• [Problem to solve] Find each line containing the string "Total". Copy it.

Stored records
________________________

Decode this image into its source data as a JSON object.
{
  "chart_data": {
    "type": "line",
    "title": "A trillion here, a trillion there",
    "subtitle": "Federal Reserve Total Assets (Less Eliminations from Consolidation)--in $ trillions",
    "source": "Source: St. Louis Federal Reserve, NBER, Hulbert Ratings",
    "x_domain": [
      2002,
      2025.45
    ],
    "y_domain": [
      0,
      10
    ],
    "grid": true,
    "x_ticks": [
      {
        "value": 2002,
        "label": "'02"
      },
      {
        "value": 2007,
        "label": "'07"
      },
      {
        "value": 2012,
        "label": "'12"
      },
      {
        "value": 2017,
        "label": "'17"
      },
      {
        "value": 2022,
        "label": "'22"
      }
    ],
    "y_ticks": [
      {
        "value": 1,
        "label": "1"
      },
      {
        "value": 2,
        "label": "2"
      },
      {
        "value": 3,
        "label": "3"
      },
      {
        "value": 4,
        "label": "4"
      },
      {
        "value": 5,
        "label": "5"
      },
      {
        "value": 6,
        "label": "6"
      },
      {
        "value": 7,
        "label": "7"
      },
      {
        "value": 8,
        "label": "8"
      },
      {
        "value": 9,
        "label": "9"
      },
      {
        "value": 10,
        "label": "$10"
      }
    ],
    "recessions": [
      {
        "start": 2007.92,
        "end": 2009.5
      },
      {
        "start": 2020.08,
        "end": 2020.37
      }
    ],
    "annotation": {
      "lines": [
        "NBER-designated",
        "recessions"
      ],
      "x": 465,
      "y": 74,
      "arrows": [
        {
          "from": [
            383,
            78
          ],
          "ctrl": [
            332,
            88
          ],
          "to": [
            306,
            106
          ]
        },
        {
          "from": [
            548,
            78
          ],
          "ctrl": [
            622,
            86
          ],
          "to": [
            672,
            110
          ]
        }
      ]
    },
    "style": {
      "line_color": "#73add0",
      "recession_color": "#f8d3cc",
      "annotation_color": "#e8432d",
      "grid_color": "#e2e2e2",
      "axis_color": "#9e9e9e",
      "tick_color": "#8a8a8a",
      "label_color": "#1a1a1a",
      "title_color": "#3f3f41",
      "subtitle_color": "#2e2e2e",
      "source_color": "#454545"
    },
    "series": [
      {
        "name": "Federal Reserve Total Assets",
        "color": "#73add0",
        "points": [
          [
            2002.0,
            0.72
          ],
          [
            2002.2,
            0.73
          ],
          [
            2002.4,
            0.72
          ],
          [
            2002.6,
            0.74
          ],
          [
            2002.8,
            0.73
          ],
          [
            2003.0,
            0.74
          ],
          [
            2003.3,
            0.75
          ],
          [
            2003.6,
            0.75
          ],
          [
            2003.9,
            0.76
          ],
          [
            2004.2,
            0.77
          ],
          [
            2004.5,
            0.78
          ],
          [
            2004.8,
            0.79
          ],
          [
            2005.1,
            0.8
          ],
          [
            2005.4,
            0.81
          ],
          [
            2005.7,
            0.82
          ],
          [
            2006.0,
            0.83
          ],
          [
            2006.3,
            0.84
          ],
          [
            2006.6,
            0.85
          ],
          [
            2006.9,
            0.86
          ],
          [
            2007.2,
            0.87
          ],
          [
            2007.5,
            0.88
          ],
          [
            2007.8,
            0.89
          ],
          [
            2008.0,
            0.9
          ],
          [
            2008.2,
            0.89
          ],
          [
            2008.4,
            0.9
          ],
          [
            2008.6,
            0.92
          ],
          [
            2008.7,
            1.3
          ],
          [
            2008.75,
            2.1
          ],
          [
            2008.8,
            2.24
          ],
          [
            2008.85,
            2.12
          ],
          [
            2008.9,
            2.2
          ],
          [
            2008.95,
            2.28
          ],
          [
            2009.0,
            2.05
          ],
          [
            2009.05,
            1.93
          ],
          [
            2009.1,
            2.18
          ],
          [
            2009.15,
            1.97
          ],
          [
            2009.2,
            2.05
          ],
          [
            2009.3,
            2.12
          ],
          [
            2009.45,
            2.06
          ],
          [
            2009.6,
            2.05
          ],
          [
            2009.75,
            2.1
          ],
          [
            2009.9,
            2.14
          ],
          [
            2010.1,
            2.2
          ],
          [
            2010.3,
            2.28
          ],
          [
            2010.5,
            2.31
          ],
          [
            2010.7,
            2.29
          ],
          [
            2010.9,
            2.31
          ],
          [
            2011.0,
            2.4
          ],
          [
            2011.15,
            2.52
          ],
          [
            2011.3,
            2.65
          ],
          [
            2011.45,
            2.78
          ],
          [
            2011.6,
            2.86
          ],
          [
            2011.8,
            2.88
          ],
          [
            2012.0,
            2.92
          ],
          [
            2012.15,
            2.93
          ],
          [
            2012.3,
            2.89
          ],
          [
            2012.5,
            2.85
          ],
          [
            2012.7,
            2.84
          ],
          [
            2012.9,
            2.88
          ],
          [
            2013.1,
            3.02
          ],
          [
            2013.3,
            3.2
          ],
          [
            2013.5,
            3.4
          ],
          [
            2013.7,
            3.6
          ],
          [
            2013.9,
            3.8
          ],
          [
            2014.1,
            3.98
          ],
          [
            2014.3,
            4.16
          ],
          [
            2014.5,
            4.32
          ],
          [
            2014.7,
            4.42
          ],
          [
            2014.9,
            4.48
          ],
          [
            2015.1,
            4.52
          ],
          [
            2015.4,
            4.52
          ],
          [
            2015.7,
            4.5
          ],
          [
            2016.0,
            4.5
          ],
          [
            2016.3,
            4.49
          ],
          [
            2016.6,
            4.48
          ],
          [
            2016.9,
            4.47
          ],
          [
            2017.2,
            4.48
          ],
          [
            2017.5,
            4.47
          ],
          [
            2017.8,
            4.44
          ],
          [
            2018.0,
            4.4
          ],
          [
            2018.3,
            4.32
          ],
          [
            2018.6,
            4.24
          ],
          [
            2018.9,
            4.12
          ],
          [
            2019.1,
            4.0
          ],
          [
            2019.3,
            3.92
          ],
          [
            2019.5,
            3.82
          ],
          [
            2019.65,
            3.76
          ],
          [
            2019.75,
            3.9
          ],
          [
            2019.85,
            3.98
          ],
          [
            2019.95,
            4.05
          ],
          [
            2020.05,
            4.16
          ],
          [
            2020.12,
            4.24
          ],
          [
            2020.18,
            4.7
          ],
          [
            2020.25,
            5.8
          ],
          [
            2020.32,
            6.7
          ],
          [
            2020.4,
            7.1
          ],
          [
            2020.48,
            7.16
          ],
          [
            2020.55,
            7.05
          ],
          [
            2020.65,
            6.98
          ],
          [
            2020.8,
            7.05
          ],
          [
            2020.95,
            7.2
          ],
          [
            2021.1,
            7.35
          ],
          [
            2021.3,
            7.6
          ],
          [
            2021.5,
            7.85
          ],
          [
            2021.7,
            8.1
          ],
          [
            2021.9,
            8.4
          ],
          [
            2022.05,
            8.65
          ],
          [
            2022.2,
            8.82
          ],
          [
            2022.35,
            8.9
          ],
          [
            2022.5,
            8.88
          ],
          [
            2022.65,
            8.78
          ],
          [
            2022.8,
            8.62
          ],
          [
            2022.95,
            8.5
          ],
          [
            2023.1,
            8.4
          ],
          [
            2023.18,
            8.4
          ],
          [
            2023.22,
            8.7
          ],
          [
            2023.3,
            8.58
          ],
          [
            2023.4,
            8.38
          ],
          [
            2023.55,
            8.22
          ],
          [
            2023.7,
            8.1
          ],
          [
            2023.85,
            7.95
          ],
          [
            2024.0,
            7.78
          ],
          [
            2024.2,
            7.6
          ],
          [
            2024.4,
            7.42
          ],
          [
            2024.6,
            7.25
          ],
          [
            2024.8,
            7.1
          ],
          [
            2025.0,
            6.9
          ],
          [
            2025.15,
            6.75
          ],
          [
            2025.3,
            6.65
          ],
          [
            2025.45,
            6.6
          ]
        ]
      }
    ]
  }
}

________________________

• [The result]
    "subtitle": "Federal Reserve Total Assets (Less Eliminations from Consolidation)--in $ trillions",
        "name": "Federal Reserve Total Assets",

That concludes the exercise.